_Requirement_
Transcribe the records below in full; pictures stay out of the copy.
::::
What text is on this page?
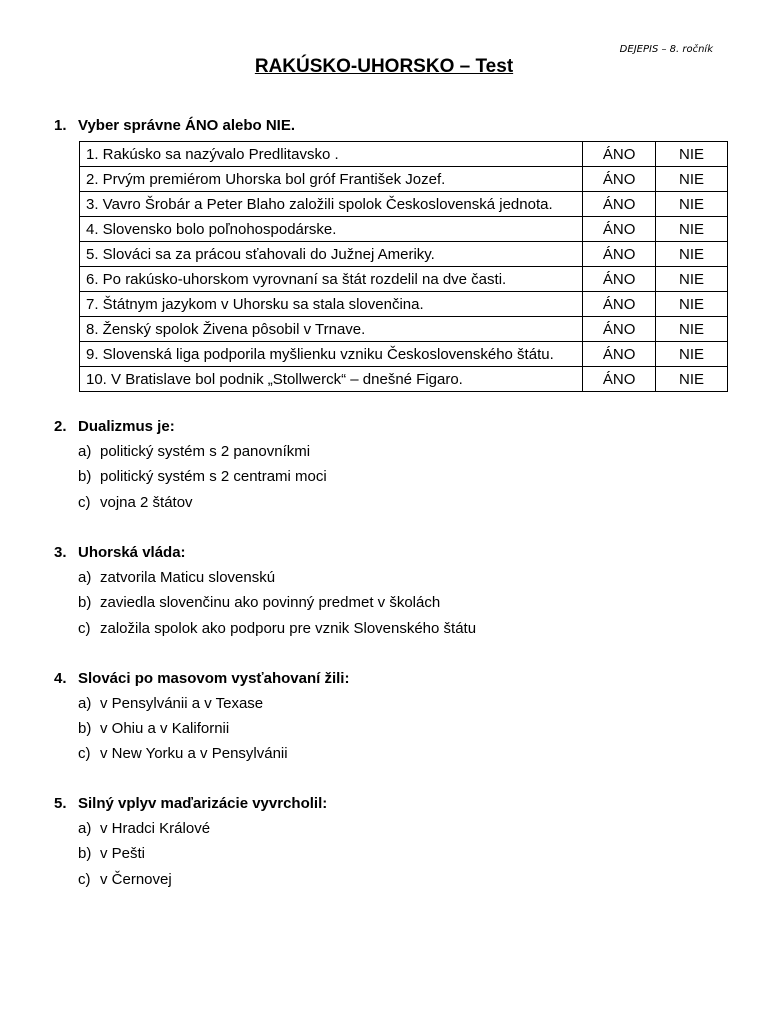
DEJEPIS – 8. ročník
RAKÚSKO-UHORSKO – Test
1. Vyber správne ÁNO alebo NIE.
1. Rakúsko sa nazývalo Predlitavsko .	ÁNO	NIE
2. Prvým premiérom Uhorska bol gróf František Jozef.	ÁNO	NIE
3. Vavro Šrobár a Peter Blaho založili spolok Československá jednota.	ÁNO	NIE
4. Slovensko bolo poľnohospodárske.	ÁNO	NIE
5. Slováci sa za prácou sťahovali do Južnej Ameriky.	ÁNO	NIE
6. Po rakúsko-uhorskom vyrovnaní sa štát rozdelil na dve časti.	ÁNO	NIE
7. Štátnym jazykom v Uhorsku sa stala slovenčina.	ÁNO	NIE
8. Ženský spolok Živena pôsobil v Trnave.	ÁNO	NIE
9. Slovenská liga podporila myšlienku vzniku Československého štátu.	ÁNO	NIE
10. V Bratislave bol podnik „Stollwerck“ – dnešné Figaro.	ÁNO	NIE
2. Dualizmus je:
a) politický systém s 2 panovníkmi
b) politický systém s 2 centrami moci
c) vojna 2 štátov
3. Uhorská vláda:
a) zatvorila Maticu slovenskú
b) zaviedla slovenčinu ako povinný predmet v školách
c) založila spolok ako podporu pre vznik Slovenského štátu
4. Slováci po masovom vysťahovaní žili:
a) v Pensylvánii a v Texase
b) v Ohiu a v Kalifornii
c) v New Yorku a v Pensylvánii
5. Silný vplyv maďarizácie vyvrcholil:
a) v Hradci Králové
b) v Pešti
c) v Černovej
::::
_Correct answer_
What text is on this page?
DEJEPIS – 8. ročník
RAKÚSKO-UHORSKO – Test
1. Vyber správne ÁNO alebo NIE.
1. Rakúsko sa nazývalo Predlitavsko .	ÁNO	NIE
2. Prvým premiérom Uhorska bol gróf František Jozef.	ÁNO	NIE
3. Vavro Šrobár a Peter Blaho založili spolok Československá jednota.	ÁNO	NIE
4. Slovensko bolo poľnohospodárske.	ÁNO	NIE
5. Slováci sa za prácou sťahovali do Južnej Ameriky.	ÁNO	NIE
6. Po rakúsko-uhorskom vyrovnaní sa štát rozdelil na dve časti.	ÁNO	NIE
7. Štátnym jazykom v Uhorsku sa stala slovenčina.	ÁNO	NIE
8. Ženský spolok Živena pôsobil v Trnave.	ÁNO	NIE
9. Slovenská liga podporila myšlienku vzniku Československého štátu.	ÁNO	NIE
10. V Bratislave bol podnik „Stollwerck“ – dnešné Figaro.	ÁNO	NIE
2. Dualizmus je:
a) politický systém s 2 panovníkmi
b) politický systém s 2 centrami moci
c) vojna 2 štátov
3. Uhorská vláda:
a) zatvorila Maticu slovenskú
b) zaviedla slovenčinu ako povinný predmet v školách
c) založila spolok ako podporu pre vznik Slovenského štátu
4. Slováci po masovom vysťahovaní žili:
a) v Pensylvánii a v Texase
b) v Ohiu a v Kalifornii
c) v New Yorku a v Pensylvánii
5. Silný vplyv maďarizácie vyvrcholil:
a) v Hradci Králové
b) v Pešti
c) v Černovej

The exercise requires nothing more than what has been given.